» **Problem statement**: Omit every picture, then give all the entries again exactly.

» **Records provided**:
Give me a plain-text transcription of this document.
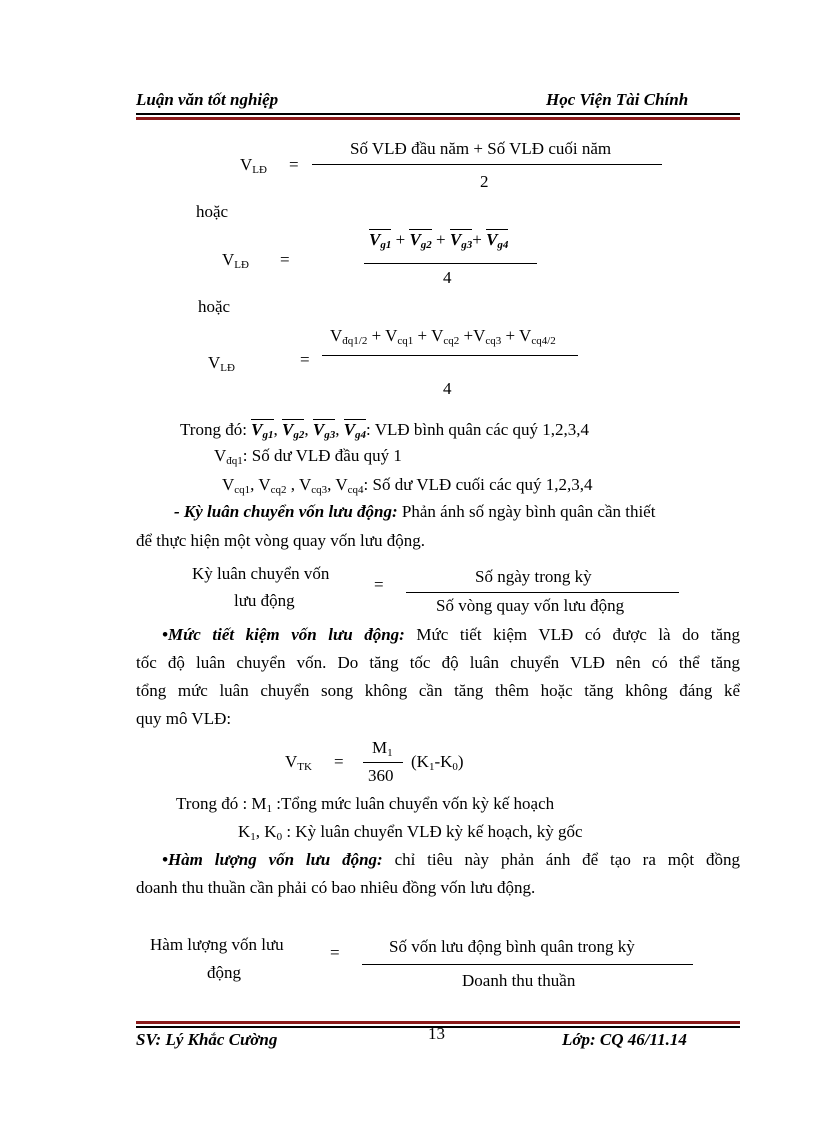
Luận văn tốt nghiệp	Học Viện Tài Chính
$V_{LĐ}$ =
Số VLĐ đầu năm + Số VLĐ cuối năm
2
hoặc
$V_{LĐ}$ =
$V_{g1} + V_{g2} + V_{g3}+ V_{g4}$
4
hoặc
$V_{LĐ}$	=
$V_{đq1/2} + V_{cq1} + V_{cq2} +V_{cq3} + V_{cq4/2}$
4
Trong đó: $V_{g1}$, $V_{g2}$, $V_{g3}$, $V_{g4}$: VLĐ bình quân các quý 1,2,3,4
$V_{đq1}$: Số dư VLĐ đầu quý 1
$V_{cq1}$, $V_{cq2}$ , $V_{cq3}$, $V_{cq4}$: Số dư VLĐ cuối các quý 1,2,3,4
- Kỳ luân chuyển vốn lưu động: Phản ánh số ngày bình quân cần thiết
để thực hiện một vòng quay vốn lưu động.
Kỳ luân chuyển vốn
lưu động
=	Số ngày trong kỳ
Số vòng quay vốn lưu động
•Mức tiết kiệm vốn lưu động: Mức tiết kiệm VLĐ có được là do tăng
tốc độ luân chuyển vốn. Do tăng tốc độ luân chuyển VLĐ nên có thể tăng
tổng mức luân chuyển song không cần tăng thêm hoặc tăng không đáng kể
quy mô VLĐ:
$V_{TK}$ =
$M_1$
360
$(K_1-K_0)$
Trong đó : $M_1$ :Tổng mức luân chuyển vốn kỳ kế hoạch
$K_1$, $K_0$ : Kỳ luân chuyển VLĐ kỳ kế hoạch, kỳ gốc
•Hàm lượng vốn lưu động: chỉ tiêu này phản ánh để tạo ra một đồng
doanh thu thuần cần phải có bao nhiêu đồng vốn lưu động.
Hàm lượng vốn lưu
động
=	Số vốn lưu động bình quân trong kỳ
Doanh thu thuần
SV: Lý Khắc Cường	13	Lớp: CQ 46/11.14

» **Task response**:
Give me a plain-text transcription of this document.
Luận văn tốt nghiệp	Học Viện Tài Chính
$V_{LĐ}$ =
Số VLĐ đầu năm + Số VLĐ cuối năm
2
hoặc
$V_{LĐ}$ =
$V_{g1} + V_{g2} + V_{g3}+ V_{g4}$
4
hoặc
$V_{LĐ}$	=
$V_{đq1/2} + V_{cq1} + V_{cq2} +V_{cq3} + V_{cq4/2}$
4
Trong đó: $V_{g1}$, $V_{g2}$, $V_{g3}$, $V_{g4}$: VLĐ bình quân các quý 1,2,3,4
$V_{đq1}$: Số dư VLĐ đầu quý 1
$V_{cq1}$, $V_{cq2}$ , $V_{cq3}$, $V_{cq4}$: Số dư VLĐ cuối các quý 1,2,3,4
- Kỳ luân chuyển vốn lưu động: Phản ánh số ngày bình quân cần thiết
để thực hiện một vòng quay vốn lưu động.
Kỳ luân chuyển vốn
lưu động
=	Số ngày trong kỳ
Số vòng quay vốn lưu động
•Mức tiết kiệm vốn lưu động: Mức tiết kiệm VLĐ có được là do tăng
tốc độ luân chuyển vốn. Do tăng tốc độ luân chuyển VLĐ nên có thể tăng
tổng mức luân chuyển song không cần tăng thêm hoặc tăng không đáng kể
quy mô VLĐ:
$V_{TK}$ =
$M_1$
360
$(K_1-K_0)$
Trong đó : $M_1$ :Tổng mức luân chuyển vốn kỳ kế hoạch
$K_1$, $K_0$ : Kỳ luân chuyển VLĐ kỳ kế hoạch, kỳ gốc
•Hàm lượng vốn lưu động: chỉ tiêu này phản ánh để tạo ra một đồng
doanh thu thuần cần phải có bao nhiêu đồng vốn lưu động.
Hàm lượng vốn lưu
động
=	Số vốn lưu động bình quân trong kỳ
Doanh thu thuần
SV: Lý Khắc Cường	13	Lớp: CQ 46/11.14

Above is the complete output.